> **SET OF TASKS**
[a] According to the essay on consignment, to which neighborhood did the writer walk every Saturday?
[b] Continue the essay on consignment from the point at which it stops.

> **STUDY TEXT**
━━━━━━━━━━━━━━━━━━━━
Consignment
Consignment
A Chloé sweater I had been trying to hunt down for months before discovering it on The RealReal.

Realreal Stories: a Love Letter to Consignment

Words by Jody Hume | 9.29.15
The RealReal’s Senior Fashion Editor, Lauren Bradshaw, shares how consignment kick-started and shaped her love of fashion. 
As a 22-year-old living on a very small salary, in a very small apartment in New York, there were only two things I wanted to do on the weekends: 1) Go to 7-Eleven for a Slurpee, a requisite in the dog days of a Manhattan summer and 2) Shop consignment. Done together, they made for a mind-numbingly delightful day. So every Saturday, I would stroll to Chelsea to visit Housing Works, Angel Street Thrift Shop and a corner market that sold vintage clutches. I loved the idea of scouring racks to discover that one exquisite piece everyone else had grievously overlooked. There was the silk Armani dress I wore home for the holidays, because it made me feel grown-up and sophisticated around my high school friends; the granny-cool Miu Miu lace-up boots I still can’t part with ten years later (even though they’re incredibly painful); the white Versace skirt with silver thread which was three sizes too big but sparkled under certain lighting. All became beloved pieces in my closet, a small indulgence from the typical items my just-out-of-college budget could afford. I mean, the skirts and dresses had lining.
━━━━━━━━━━━━━━━━━━━━
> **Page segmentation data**
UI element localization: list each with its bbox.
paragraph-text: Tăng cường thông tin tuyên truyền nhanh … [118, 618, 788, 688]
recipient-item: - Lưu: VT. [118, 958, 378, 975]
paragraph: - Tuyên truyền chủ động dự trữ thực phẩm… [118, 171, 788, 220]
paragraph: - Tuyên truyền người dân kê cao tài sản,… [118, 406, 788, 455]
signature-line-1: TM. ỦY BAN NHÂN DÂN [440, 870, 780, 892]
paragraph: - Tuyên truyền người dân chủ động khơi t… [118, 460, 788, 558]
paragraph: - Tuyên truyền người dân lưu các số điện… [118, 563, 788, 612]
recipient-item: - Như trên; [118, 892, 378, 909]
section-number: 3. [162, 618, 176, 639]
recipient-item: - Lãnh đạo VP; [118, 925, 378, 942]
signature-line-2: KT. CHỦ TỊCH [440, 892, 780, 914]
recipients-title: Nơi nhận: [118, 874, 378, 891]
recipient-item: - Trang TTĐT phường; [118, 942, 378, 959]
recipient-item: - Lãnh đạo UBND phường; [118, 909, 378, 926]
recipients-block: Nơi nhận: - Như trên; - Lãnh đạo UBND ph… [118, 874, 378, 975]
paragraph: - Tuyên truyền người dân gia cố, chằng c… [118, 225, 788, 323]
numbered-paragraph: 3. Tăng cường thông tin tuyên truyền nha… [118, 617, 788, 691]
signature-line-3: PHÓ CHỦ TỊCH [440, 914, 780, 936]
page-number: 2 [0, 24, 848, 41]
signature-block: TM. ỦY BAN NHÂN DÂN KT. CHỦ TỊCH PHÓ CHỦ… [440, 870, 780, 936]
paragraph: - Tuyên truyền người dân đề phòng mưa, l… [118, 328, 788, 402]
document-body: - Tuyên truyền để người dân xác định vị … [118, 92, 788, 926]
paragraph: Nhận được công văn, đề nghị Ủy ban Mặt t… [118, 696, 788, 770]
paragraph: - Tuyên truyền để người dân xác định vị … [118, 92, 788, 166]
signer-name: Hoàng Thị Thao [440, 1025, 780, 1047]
━━━━━━━━━━━━━━━━━━━━
> **WRITTEN RESPONSES**
[a] Chelsea.

[b]
Consignment
An Issa dress and Moschino earrings purchased on The RealReal.
In many ways, consignment was my first real-world exposure to designer fashion. It was one thing to see a beautifully intricate Valentino dress in the issues of Harper’s Bazaar I stored under my nightstand. It was another thing entirely to witness it in all its glory at a luxury consignment boutique, run my hands over the individually constructed pieces of appliqué. Suddenly, after years of questioning why someone would buy a $2,400 dress, I got it. I could marvel at the craftsmanship up close, feel the heft of the fabric when I put it on in the fitting room. I loved the romanticism of it; not only the pieces themselves, but the idea that some truly fabulous woman had imbued the piece beforehand with her stylish aura and was now leaving it for me to find and make my own. And best of all, because it was consignment, in many cases, I could actually afford it.
Even though it sounds cloying, it’s a feeling I still get when I walk through The RealReal warehouse — which obviously has more racks than I could possibly ever absorb. The site has become my new Saturday routine, and through it, consignment continues to welcome me into the world of designer fashion and teach me. The pieces tell the stories of fashion houses first-hand, the memorable collections that made headlines, how styles and collections have evolved with shifting trends and creative designers, from Céline pre and post-Phoebe Philo to YSL versus Saint Laurent.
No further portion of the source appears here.